__Your instructions__.
Omitting all pictures, print the lines of the listing from the one containing "Extract the structured" through the final line, both ends included, with no other text.

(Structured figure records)
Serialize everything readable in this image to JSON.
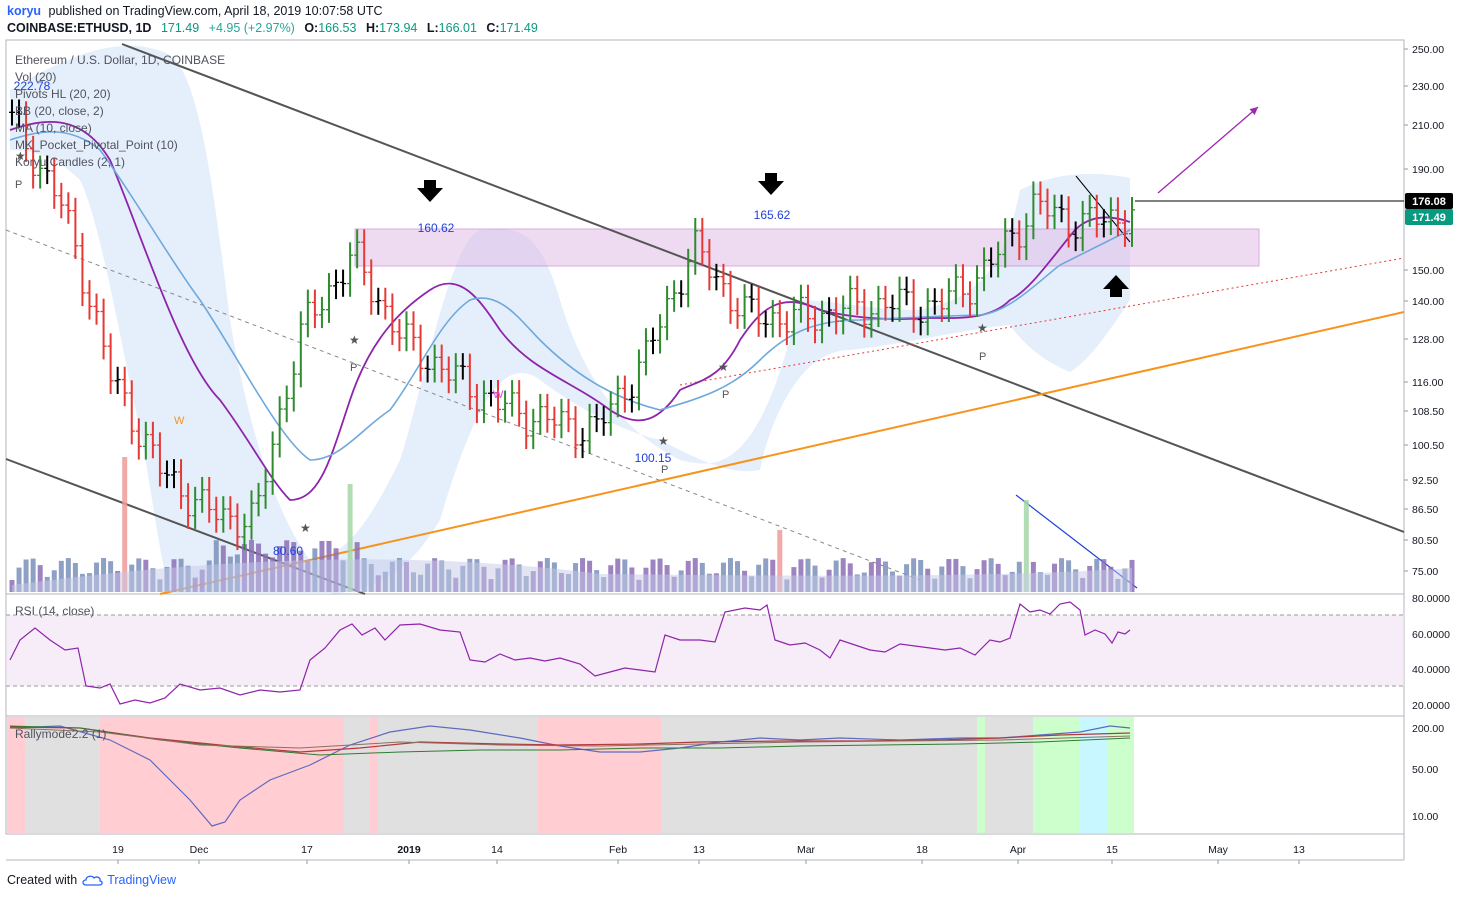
{
  "header": {
    "author": "koryu",
    "published": "published on TradingView.com, April 18, 2019 10:07:58 UTC",
    "symbol": "COINBASE:ETHUSD, 1D",
    "last": "171.49",
    "change": "+4.95 (+2.97%)",
    "o_label": "O:",
    "o": "166.53",
    "h_label": "H:",
    "h": "173.94",
    "l_label": "L:",
    "l": "166.01",
    "c_label": "C:",
    "c": "171.49"
  },
  "legend": {
    "title": "Ethereum / U.S. Dollar, 1D, COINBASE",
    "items": [
      "Vol (20)",
      "Pivots HL (20, 20)",
      "BB (20, close, 2)",
      "MA (10, close)",
      "MK_Pocket_Pivotal_Point (10)",
      "Koryu Candles (2, 1)"
    ]
  },
  "price_axis": {
    "ticks": [
      "250.00",
      "230.00",
      "210.00",
      "190.00",
      "150.00",
      "140.00",
      "128.00",
      "116.00",
      "108.50",
      "100.50",
      "92.50",
      "86.50",
      "80.50",
      "75.00"
    ],
    "badge_resistance": "176.08",
    "badge_last": "171.49",
    "colors": {
      "resistance": "#000000",
      "last": "#089981"
    }
  },
  "rsi_pane": {
    "label": "RSI (14, close)",
    "ticks": [
      "80.0000",
      "60.0000",
      "40.0000",
      "20.0000"
    ]
  },
  "rally_pane": {
    "label": "Rallymode2.2 (1)",
    "ticks": [
      "200.00",
      "50.00",
      "10.00"
    ]
  },
  "time_axis": {
    "labels": [
      "19",
      "Dec",
      "17",
      "2019",
      "14",
      "Feb",
      "13",
      "Mar",
      "18",
      "Apr",
      "15",
      "May",
      "13"
    ]
  },
  "annotations": {
    "high_1": "160.62",
    "high_2": "165.62",
    "low_1": "100.15",
    "low_2": "80.60",
    "top_left": "222.78",
    "pivot_marker": "P",
    "w_marker": "W"
  },
  "footer": {
    "created": "Created with",
    "brand": "TradingView"
  },
  "chart_data": {
    "type": "candlestick",
    "title": "Ethereum / U.S. Dollar, 1D, COINBASE",
    "ylabel": "",
    "x": [
      "2018-11-11",
      "2018-11-18",
      "2018-11-25",
      "2018-12-02",
      "2018-12-09",
      "2018-12-16",
      "2018-12-23",
      "2018-12-30",
      "2019-01-06",
      "2019-01-13",
      "2019-01-20",
      "2019-01-27",
      "2019-02-03",
      "2019-02-10",
      "2019-02-17",
      "2019-02-24",
      "2019-03-03",
      "2019-03-10",
      "2019-03-17",
      "2019-03-24",
      "2019-03-31",
      "2019-04-07",
      "2019-04-14",
      "2019-04-18"
    ],
    "close": [
      212,
      175,
      118,
      95,
      86,
      84,
      132,
      155,
      128,
      118,
      110,
      106,
      104,
      122,
      158,
      136,
      134,
      137,
      139,
      138,
      150,
      174,
      167,
      171.49
    ],
    "ylim": [
      70,
      255
    ],
    "yscale": "log",
    "last_price": 171.49,
    "resistance_level": 176.08,
    "marked_highs": [
      160.62,
      165.62
    ],
    "marked_lows": [
      100.15,
      80.6
    ],
    "rsi": {
      "label": "RSI (14, close)",
      "ylim": [
        15,
        82
      ],
      "bands": [
        30,
        70
      ],
      "last": 61
    },
    "colors": {
      "bull": "#2e8b2e",
      "bear": "#e53935",
      "neutral": "#000000",
      "ma": "#8e24aa",
      "bb_fill": "#dce9fb",
      "trend_orange": "#f7931a",
      "zone": "#e1bee7"
    }
  }
}
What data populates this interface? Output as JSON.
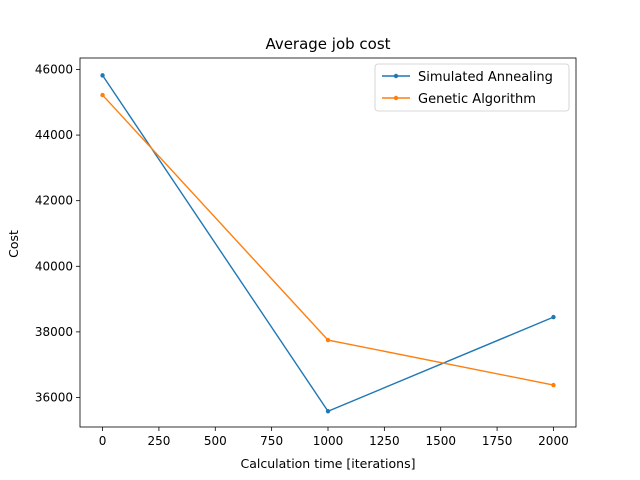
{
  "chart_data": {
    "type": "line",
    "title": "Average job cost",
    "xlabel": "Calculation time [iterations]",
    "ylabel": "Cost",
    "xlim": [
      -100,
      2100
    ],
    "ylim": [
      35100,
      46350
    ],
    "xticks": [
      0,
      250,
      500,
      750,
      1000,
      1250,
      1500,
      1750,
      2000
    ],
    "yticks": [
      36000,
      38000,
      40000,
      42000,
      44000,
      46000
    ],
    "grid": false,
    "legend_position": "top-right",
    "series": [
      {
        "name": "Simulated Annealing",
        "color": "#1f77b4",
        "x": [
          0,
          1000,
          2000
        ],
        "y": [
          45820,
          35580,
          38450
        ]
      },
      {
        "name": "Genetic Algorithm",
        "color": "#ff7f0e",
        "x": [
          0,
          1000,
          2000
        ],
        "y": [
          45220,
          37750,
          36380
        ]
      }
    ]
  }
}
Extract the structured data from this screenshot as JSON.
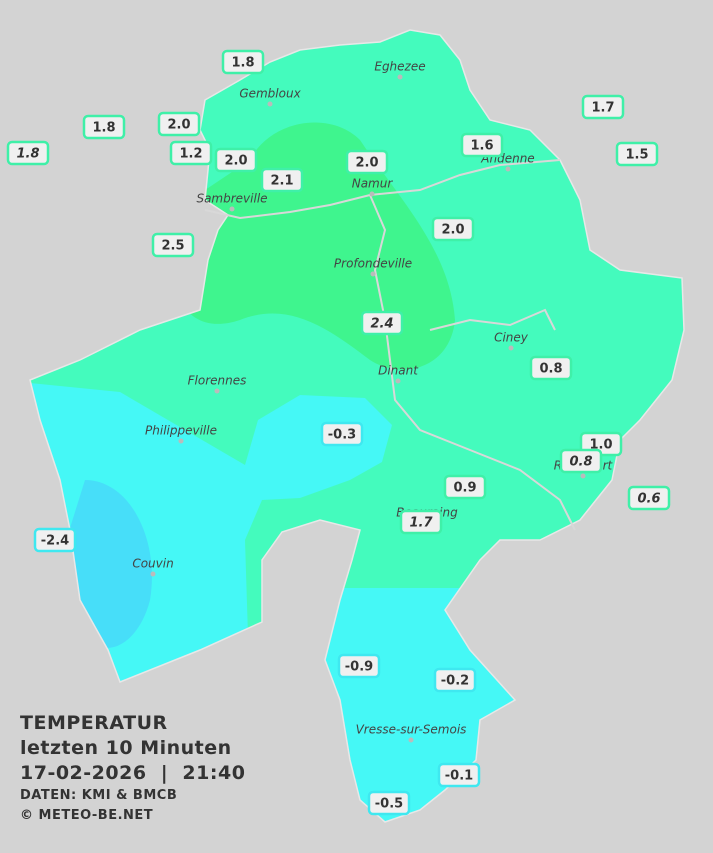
{
  "map": {
    "title": "TEMPERATUR",
    "subtitle": "letzten 10 Minuten",
    "timestamp": "17-02-2026  |  21:40",
    "source": "DATEN: KMI & BMCB",
    "copyright": "© METEO-BE.NET",
    "cities": [
      "Eghezee",
      "Gembloux",
      "Andenne",
      "Namur",
      "Sambreville",
      "Profondeville",
      "Ciney",
      "Dinant",
      "Florennes",
      "Philippeville",
      "Rochefort",
      "Beauraing",
      "Couvin",
      "Vresse-sur-Semois"
    ],
    "stations": [
      "1.8",
      "1.8",
      "1.8",
      "2.0",
      "1.2",
      "2.0",
      "2.1",
      "2.0",
      "1.6",
      "1.7",
      "1.5",
      "2.5",
      "2.0",
      "2.4",
      "0.8",
      "-0.3",
      "1.0",
      "0.8",
      "0.9",
      "0.6",
      "1.7",
      "-2.4",
      "-0.9",
      "-0.2",
      "-0.1",
      "-0.5"
    ]
  }
}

__Answer__.
Extract the structured data from this screenshot as JSON.
{
  "map": {
    "title": "TEMPERATUR",
    "subtitle": "letzten 10 Minuten",
    "timestamp": "17-02-2026  |  21:40",
    "source": "DATEN: KMI & BMCB",
    "copyright": "© METEO-BE.NET",
    "cities": [
      "Eghezee",
      "Gembloux",
      "Andenne",
      "Namur",
      "Sambreville",
      "Profondeville",
      "Ciney",
      "Dinant",
      "Florennes",
      "Philippeville",
      "Rochefort",
      "Beauraing",
      "Couvin",
      "Vresse-sur-Semois"
    ],
    "stations": [
      "1.8",
      "1.8",
      "1.8",
      "2.0",
      "1.2",
      "2.0",
      "2.1",
      "2.0",
      "1.6",
      "1.7",
      "1.5",
      "2.5",
      "2.0",
      "2.4",
      "0.8",
      "-0.3",
      "1.0",
      "0.8",
      "0.9",
      "0.6",
      "1.7",
      "-2.4",
      "-0.9",
      "-0.2",
      "-0.1",
      "-0.5"
    ]
  }
}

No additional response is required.